■ **Problem description**
Word for word, set down the records and skip each picture.

[START]

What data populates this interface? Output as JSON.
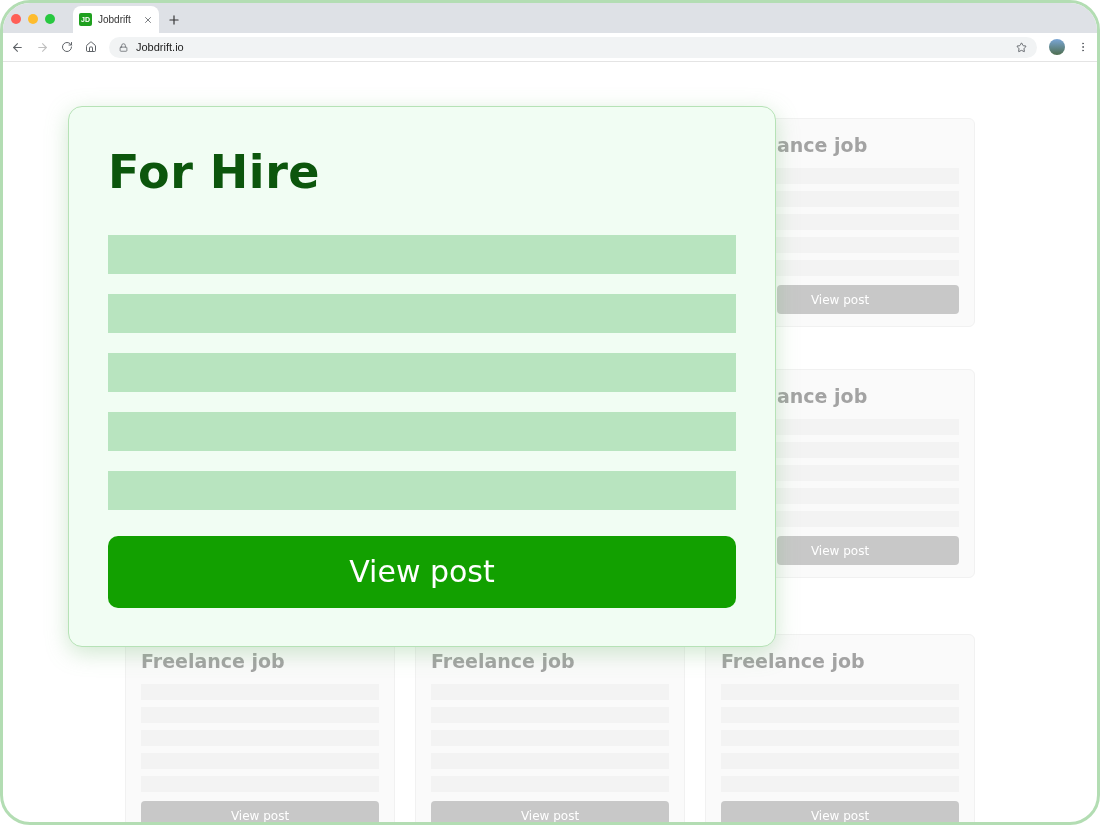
{
  "browser": {
    "tab": {
      "favicon_text": "JD",
      "title": "Jobdrift",
      "selected": true
    },
    "address": "Jobdrift.io",
    "forward_disabled": true
  },
  "listing": {
    "rows": [
      {
        "cards": [
          {
            "kind": "clipped",
            "title": "ance job",
            "button": "View post"
          }
        ]
      },
      {
        "cards": [
          {
            "kind": "clipped",
            "title": "ance job",
            "button": "View post"
          }
        ]
      },
      {
        "cards": [
          {
            "kind": "full",
            "title": "Freelance job",
            "button": "View post"
          },
          {
            "kind": "full",
            "title": "Freelance job",
            "button": "View post"
          },
          {
            "kind": "full",
            "title": "Freelance job",
            "button": "View post"
          }
        ]
      }
    ]
  },
  "featured": {
    "title": "For Hire",
    "button": "View post"
  }
}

[END]

■ **Result of the exercise**
What data populates this interface? Output as JSON.
{
  "browser": {
    "tab": {
      "favicon_text": "JD",
      "title": "Jobdrift",
      "selected": true
    },
    "address": "Jobdrift.io",
    "forward_disabled": true
  },
  "listing": {
    "rows": [
      {
        "cards": [
          {
            "kind": "clipped",
            "title": "ance job",
            "button": "View post"
          }
        ]
      },
      {
        "cards": [
          {
            "kind": "clipped",
            "title": "ance job",
            "button": "View post"
          }
        ]
      },
      {
        "cards": [
          {
            "kind": "full",
            "title": "Freelance job",
            "button": "View post"
          },
          {
            "kind": "full",
            "title": "Freelance job",
            "button": "View post"
          },
          {
            "kind": "full",
            "title": "Freelance job",
            "button": "View post"
          }
        ]
      }
    ]
  },
  "featured": {
    "title": "For Hire",
    "button": "View post"
  }
}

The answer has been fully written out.